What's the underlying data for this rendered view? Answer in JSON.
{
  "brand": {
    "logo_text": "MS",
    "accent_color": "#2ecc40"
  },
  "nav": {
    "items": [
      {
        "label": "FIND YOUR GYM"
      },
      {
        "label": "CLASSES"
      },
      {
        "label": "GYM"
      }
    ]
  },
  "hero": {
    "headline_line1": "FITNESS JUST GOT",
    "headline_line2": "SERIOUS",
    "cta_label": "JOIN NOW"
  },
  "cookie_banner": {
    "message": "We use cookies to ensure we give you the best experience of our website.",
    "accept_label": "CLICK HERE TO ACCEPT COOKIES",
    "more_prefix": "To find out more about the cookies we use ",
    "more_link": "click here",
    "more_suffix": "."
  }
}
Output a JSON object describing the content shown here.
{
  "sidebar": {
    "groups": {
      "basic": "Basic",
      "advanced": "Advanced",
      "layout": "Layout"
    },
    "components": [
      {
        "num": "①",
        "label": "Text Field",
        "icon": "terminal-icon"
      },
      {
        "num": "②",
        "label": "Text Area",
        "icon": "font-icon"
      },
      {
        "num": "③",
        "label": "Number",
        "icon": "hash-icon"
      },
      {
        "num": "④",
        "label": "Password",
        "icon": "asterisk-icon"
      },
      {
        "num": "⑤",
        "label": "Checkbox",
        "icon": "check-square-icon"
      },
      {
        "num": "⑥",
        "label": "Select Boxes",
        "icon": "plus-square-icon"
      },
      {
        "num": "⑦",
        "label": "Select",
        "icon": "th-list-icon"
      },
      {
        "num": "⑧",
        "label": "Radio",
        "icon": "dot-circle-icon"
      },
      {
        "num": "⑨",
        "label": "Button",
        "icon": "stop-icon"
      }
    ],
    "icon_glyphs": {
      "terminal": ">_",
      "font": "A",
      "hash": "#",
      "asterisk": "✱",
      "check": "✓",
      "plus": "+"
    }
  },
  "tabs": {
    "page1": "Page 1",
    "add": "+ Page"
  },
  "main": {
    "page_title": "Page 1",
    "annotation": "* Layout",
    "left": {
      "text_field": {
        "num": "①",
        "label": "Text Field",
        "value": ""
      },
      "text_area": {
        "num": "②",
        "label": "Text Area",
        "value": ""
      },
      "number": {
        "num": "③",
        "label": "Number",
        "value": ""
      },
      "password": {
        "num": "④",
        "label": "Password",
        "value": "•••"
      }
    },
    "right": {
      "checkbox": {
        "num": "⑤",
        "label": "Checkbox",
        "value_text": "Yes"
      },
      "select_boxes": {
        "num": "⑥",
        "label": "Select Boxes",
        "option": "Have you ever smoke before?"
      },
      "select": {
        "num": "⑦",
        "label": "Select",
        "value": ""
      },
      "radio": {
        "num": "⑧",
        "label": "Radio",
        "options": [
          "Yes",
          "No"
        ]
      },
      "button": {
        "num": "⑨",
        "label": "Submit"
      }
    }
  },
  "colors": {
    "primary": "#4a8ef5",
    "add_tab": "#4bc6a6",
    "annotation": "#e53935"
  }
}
== == ==
> [DIRECTIONS] Give the material above again, word for word.

> [TASK OUTPUT]
What's the underlying data for this rendered view? Answer in JSON.
{
  "brand": {
    "logo_text": "MS",
    "accent_color": "#2ecc40"
  },
  "nav": {
    "items": [
      {
        "label": "FIND YOUR GYM"
      },
      {
        "label": "CLASSES"
      },
      {
        "label": "GYM"
      }
    ]
  },
  "hero": {
    "headline_line1": "FITNESS JUST GOT",
    "headline_line2": "SERIOUS",
    "cta_label": "JOIN NOW"
  },
  "cookie_banner": {
    "message": "We use cookies to ensure we give you the best experience of our website.",
    "accept_label": "CLICK HERE TO ACCEPT COOKIES",
    "more_prefix": "To find out more about the cookies we use ",
    "more_link": "click here",
    "more_suffix": "."
  }
}
Output a JSON object describing the content shown here.
{
  "sidebar": {
    "groups": {
      "basic": "Basic",
      "advanced": "Advanced",
      "layout": "Layout"
    },
    "components": [
      {
        "num": "①",
        "label": "Text Field",
        "icon": "terminal-icon"
      },
      {
        "num": "②",
        "label": "Text Area",
        "icon": "font-icon"
      },
      {
        "num": "③",
        "label": "Number",
        "icon": "hash-icon"
      },
      {
        "num": "④",
        "label": "Password",
        "icon": "asterisk-icon"
      },
      {
        "num": "⑤",
        "label": "Checkbox",
        "icon": "check-square-icon"
      },
      {
        "num": "⑥",
        "label": "Select Boxes",
        "icon": "plus-square-icon"
      },
      {
        "num": "⑦",
        "label": "Select",
        "icon": "th-list-icon"
      },
      {
        "num": "⑧",
        "label": "Radio",
        "icon": "dot-circle-icon"
      },
      {
        "num": "⑨",
        "label": "Button",
        "icon": "stop-icon"
      }
    ],
    "icon_glyphs": {
      "terminal": ">_",
      "font": "A",
      "hash": "#",
      "asterisk": "✱",
      "check": "✓",
      "plus": "+"
    }
  },
  "tabs": {
    "page1": "Page 1",
    "add": "+ Page"
  },
  "main": {
    "page_title": "Page 1",
    "annotation": "* Layout",
    "left": {
      "text_field": {
        "num": "①",
        "label": "Text Field",
        "value": ""
      },
      "text_area": {
        "num": "②",
        "label": "Text Area",
        "value": ""
      },
      "number": {
        "num": "③",
        "label": "Number",
        "value": ""
      },
      "password": {
        "num": "④",
        "label": "Password",
        "value": "•••"
      }
    },
    "right": {
      "checkbox": {
        "num": "⑤",
        "label": "Checkbox",
        "value_text": "Yes"
      },
      "select_boxes": {
        "num": "⑥",
        "label": "Select Boxes",
        "option": "Have you ever smoke before?"
      },
      "select": {
        "num": "⑦",
        "label": "Select",
        "value": ""
      },
      "radio": {
        "num": "⑧",
        "label": "Radio",
        "options": [
          "Yes",
          "No"
        ]
      },
      "button": {
        "num": "⑨",
        "label": "Submit"
      }
    }
  },
  "colors": {
    "primary": "#4a8ef5",
    "add_tab": "#4bc6a6",
    "annotation": "#e53935"
  }
}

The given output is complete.